#### [Work instructions]
Leaving out the pictures, please retype each record exactly.

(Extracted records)

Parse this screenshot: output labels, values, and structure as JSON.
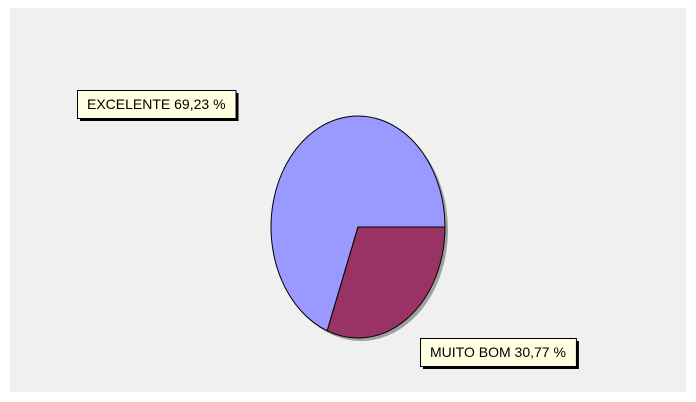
{
  "chart_data": {
    "type": "pie",
    "categories": [
      "EXCELENTE",
      "MUITO BOM"
    ],
    "values": [
      69.23,
      30.77
    ],
    "value_labels": [
      "69,23 %",
      "30,77 %"
    ],
    "colors": [
      "#9999ff",
      "#993366"
    ]
  }
}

#### [Right answer]
Parse this screenshot: output labels, values, and structure as JSON.
{
  "chart_data": {
    "type": "pie",
    "categories": [
      "EXCELENTE",
      "MUITO BOM"
    ],
    "values": [
      69.23,
      30.77
    ],
    "value_labels": [
      "69,23 %",
      "30,77 %"
    ],
    "colors": [
      "#9999ff",
      "#993366"
    ]
  }
}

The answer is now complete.